◆ **GOAL**
Transcribe every line exactly. Leave the pictures behind.

======== PROVIDED RECORDS ========

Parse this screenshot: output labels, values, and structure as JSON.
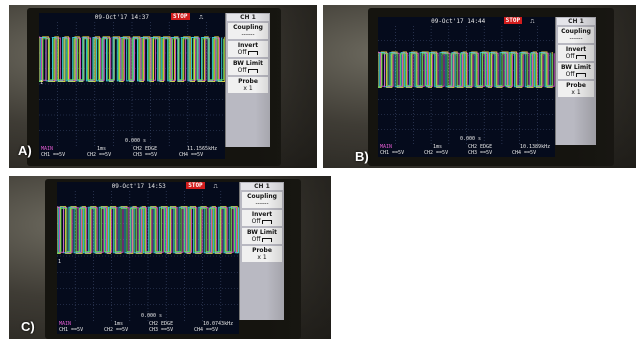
{
  "panels": [
    {
      "label": "A)",
      "timestamp": "09-Oct'17 14:37",
      "run_state": "STOP",
      "time_offset": "0.000 s",
      "main_label": "MAIN",
      "timebase": "1ms",
      "trigger": "CH2 EDGE",
      "frequency": "11.1565kHz",
      "channels": [
        "CH1 ==5V",
        "CH2 ==5V",
        "CH3 ==5V",
        "CH4 ==5V"
      ],
      "ground_marker": "1"
    },
    {
      "label": "B)",
      "timestamp": "09-Oct'17 14:44",
      "run_state": "STOP",
      "time_offset": "0.000 s",
      "main_label": "MAIN",
      "timebase": "1ms",
      "trigger": "CH2 EDGE",
      "frequency": "10.1389kHz",
      "channels": [
        "CH1 ==5V",
        "CH2 ==5V",
        "CH3 ==5V",
        "CH4 ==5V"
      ],
      "ground_marker": "1"
    },
    {
      "label": "C)",
      "timestamp": "09-Oct'17 14:53",
      "run_state": "STOP",
      "time_offset": "0.000 s",
      "main_label": "MAIN",
      "timebase": "1ms",
      "trigger": "CH2 EDGE",
      "frequency": "10.0743kHz",
      "channels": [
        "CH1 ==5V",
        "CH2 ==5V",
        "CH3 ==5V",
        "CH4 ==5V"
      ],
      "ground_marker": "1"
    }
  ],
  "menu": {
    "title": "CH 1",
    "coupling_label": "Coupling",
    "coupling_value": "------",
    "invert_label": "Invert",
    "invert_value": "Off",
    "bwlimit_label": "BW Limit",
    "bwlimit_value": "Off",
    "probe_label": "Probe",
    "probe_value": "x 1"
  },
  "colors": {
    "trace_ch1": "#f2e640",
    "trace_ch2": "#3fd6e6",
    "trace_ch3": "#e05ad0",
    "trace_ch4": "#5fe05f",
    "screen_bg": "#050b1c",
    "grid": "#3d4a6b"
  }
}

========

◆ **SOLVED PROBLEM**
Parse this screenshot: output labels, values, and structure as JSON.
{
  "panels": [
    {
      "label": "A)",
      "timestamp": "09-Oct'17 14:37",
      "run_state": "STOP",
      "time_offset": "0.000 s",
      "main_label": "MAIN",
      "timebase": "1ms",
      "trigger": "CH2 EDGE",
      "frequency": "11.1565kHz",
      "channels": [
        "CH1 ==5V",
        "CH2 ==5V",
        "CH3 ==5V",
        "CH4 ==5V"
      ],
      "ground_marker": "1"
    },
    {
      "label": "B)",
      "timestamp": "09-Oct'17 14:44",
      "run_state": "STOP",
      "time_offset": "0.000 s",
      "main_label": "MAIN",
      "timebase": "1ms",
      "trigger": "CH2 EDGE",
      "frequency": "10.1389kHz",
      "channels": [
        "CH1 ==5V",
        "CH2 ==5V",
        "CH3 ==5V",
        "CH4 ==5V"
      ],
      "ground_marker": "1"
    },
    {
      "label": "C)",
      "timestamp": "09-Oct'17 14:53",
      "run_state": "STOP",
      "time_offset": "0.000 s",
      "main_label": "MAIN",
      "timebase": "1ms",
      "trigger": "CH2 EDGE",
      "frequency": "10.0743kHz",
      "channels": [
        "CH1 ==5V",
        "CH2 ==5V",
        "CH3 ==5V",
        "CH4 ==5V"
      ],
      "ground_marker": "1"
    }
  ],
  "menu": {
    "title": "CH 1",
    "coupling_label": "Coupling",
    "coupling_value": "------",
    "invert_label": "Invert",
    "invert_value": "Off",
    "bwlimit_label": "BW Limit",
    "bwlimit_value": "Off",
    "probe_label": "Probe",
    "probe_value": "x 1"
  },
  "colors": {
    "trace_ch1": "#f2e640",
    "trace_ch2": "#3fd6e6",
    "trace_ch3": "#e05ad0",
    "trace_ch4": "#5fe05f",
    "screen_bg": "#050b1c",
    "grid": "#3d4a6b"
  }
}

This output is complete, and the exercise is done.